──────── Records

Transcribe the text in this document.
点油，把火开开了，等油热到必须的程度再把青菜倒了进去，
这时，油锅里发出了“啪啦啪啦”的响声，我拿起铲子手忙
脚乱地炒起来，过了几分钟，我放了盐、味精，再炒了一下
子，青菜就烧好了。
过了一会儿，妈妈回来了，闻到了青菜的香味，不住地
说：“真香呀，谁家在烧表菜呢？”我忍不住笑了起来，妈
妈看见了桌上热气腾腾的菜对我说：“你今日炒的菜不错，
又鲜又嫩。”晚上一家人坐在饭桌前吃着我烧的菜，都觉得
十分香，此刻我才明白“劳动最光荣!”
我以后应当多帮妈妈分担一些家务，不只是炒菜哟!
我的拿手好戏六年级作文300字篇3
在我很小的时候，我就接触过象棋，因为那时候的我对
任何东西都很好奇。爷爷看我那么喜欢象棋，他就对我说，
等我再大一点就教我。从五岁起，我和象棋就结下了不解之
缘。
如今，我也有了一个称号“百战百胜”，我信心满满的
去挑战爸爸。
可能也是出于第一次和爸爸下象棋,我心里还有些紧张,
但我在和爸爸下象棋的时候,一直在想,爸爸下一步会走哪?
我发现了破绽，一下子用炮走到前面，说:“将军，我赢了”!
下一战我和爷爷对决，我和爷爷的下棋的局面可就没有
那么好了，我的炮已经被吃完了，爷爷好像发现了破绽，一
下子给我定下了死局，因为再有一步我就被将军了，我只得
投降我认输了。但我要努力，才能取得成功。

────────────────

• [Aim of the exercise]:
Write the material out again word for word.

• [Expected output]:
Transcribe the text in this document.
点油，把火开开了，等油热到必须的程度再把青菜倒了进去，
这时，油锅里发出了“啪啦啪啦”的响声，我拿起铲子手忙
脚乱地炒起来，过了几分钟，我放了盐、味精，再炒了一下
子，青菜就烧好了。
过了一会儿，妈妈回来了，闻到了青菜的香味，不住地
说：“真香呀，谁家在烧表菜呢？”我忍不住笑了起来，妈
妈看见了桌上热气腾腾的菜对我说：“你今日炒的菜不错，
又鲜又嫩。”晚上一家人坐在饭桌前吃着我烧的菜，都觉得
十分香，此刻我才明白“劳动最光荣!”
我以后应当多帮妈妈分担一些家务，不只是炒菜哟!
我的拿手好戏六年级作文300字篇3
在我很小的时候，我就接触过象棋，因为那时候的我对
任何东西都很好奇。爷爷看我那么喜欢象棋，他就对我说，
等我再大一点就教我。从五岁起，我和象棋就结下了不解之
缘。
如今，我也有了一个称号“百战百胜”，我信心满满的
去挑战爸爸。
可能也是出于第一次和爸爸下象棋,我心里还有些紧张,
但我在和爸爸下象棋的时候,一直在想,爸爸下一步会走哪?
我发现了破绽，一下子用炮走到前面，说:“将军，我赢了”!
下一战我和爷爷对决，我和爷爷的下棋的局面可就没有
那么好了，我的炮已经被吃完了，爷爷好像发现了破绽，一
下子给我定下了死局，因为再有一步我就被将军了，我只得
投降我认输了。但我要努力，才能取得成功。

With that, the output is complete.